Written problem —
Gather every line below where "terms" appears.

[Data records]
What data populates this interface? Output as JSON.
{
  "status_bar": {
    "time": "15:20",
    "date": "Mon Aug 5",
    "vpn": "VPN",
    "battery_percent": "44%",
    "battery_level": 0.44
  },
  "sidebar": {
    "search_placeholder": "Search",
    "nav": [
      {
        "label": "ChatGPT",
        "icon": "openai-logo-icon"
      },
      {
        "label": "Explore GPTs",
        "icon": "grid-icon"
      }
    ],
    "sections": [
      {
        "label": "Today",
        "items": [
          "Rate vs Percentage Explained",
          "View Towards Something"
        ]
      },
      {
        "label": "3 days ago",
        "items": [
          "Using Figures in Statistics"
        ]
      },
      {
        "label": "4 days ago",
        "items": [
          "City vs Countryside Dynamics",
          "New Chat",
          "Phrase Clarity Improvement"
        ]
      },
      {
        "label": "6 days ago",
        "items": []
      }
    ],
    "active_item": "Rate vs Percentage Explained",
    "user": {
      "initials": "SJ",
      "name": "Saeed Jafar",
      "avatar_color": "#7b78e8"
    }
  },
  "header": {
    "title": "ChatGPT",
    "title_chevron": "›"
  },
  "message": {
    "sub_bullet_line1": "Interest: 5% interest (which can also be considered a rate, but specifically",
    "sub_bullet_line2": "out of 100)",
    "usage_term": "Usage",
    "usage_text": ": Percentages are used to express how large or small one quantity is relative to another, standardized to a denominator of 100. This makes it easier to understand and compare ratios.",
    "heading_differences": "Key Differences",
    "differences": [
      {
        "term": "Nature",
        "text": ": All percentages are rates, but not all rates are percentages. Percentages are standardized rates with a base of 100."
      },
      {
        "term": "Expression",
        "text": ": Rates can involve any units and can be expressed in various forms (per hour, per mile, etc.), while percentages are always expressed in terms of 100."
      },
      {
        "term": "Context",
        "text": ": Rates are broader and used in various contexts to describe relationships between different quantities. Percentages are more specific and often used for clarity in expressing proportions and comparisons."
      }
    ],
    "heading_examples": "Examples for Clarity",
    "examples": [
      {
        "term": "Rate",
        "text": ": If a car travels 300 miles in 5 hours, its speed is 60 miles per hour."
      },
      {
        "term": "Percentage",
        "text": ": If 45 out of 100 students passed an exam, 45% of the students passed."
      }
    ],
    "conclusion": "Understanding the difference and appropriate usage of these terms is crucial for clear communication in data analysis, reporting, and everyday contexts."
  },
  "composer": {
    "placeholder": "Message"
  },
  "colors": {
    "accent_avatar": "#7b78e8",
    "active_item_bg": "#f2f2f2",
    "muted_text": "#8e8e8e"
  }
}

Solution to this task —
        "text": ": Rates can involve any units and can be expressed in various forms (per hour, per mile, etc.), while percentages are always expressed in terms of 100."
    "conclusion": "Understanding the difference and appropriate usage of these terms is crucial for clear communication in data analysis, reporting, and everyday contexts."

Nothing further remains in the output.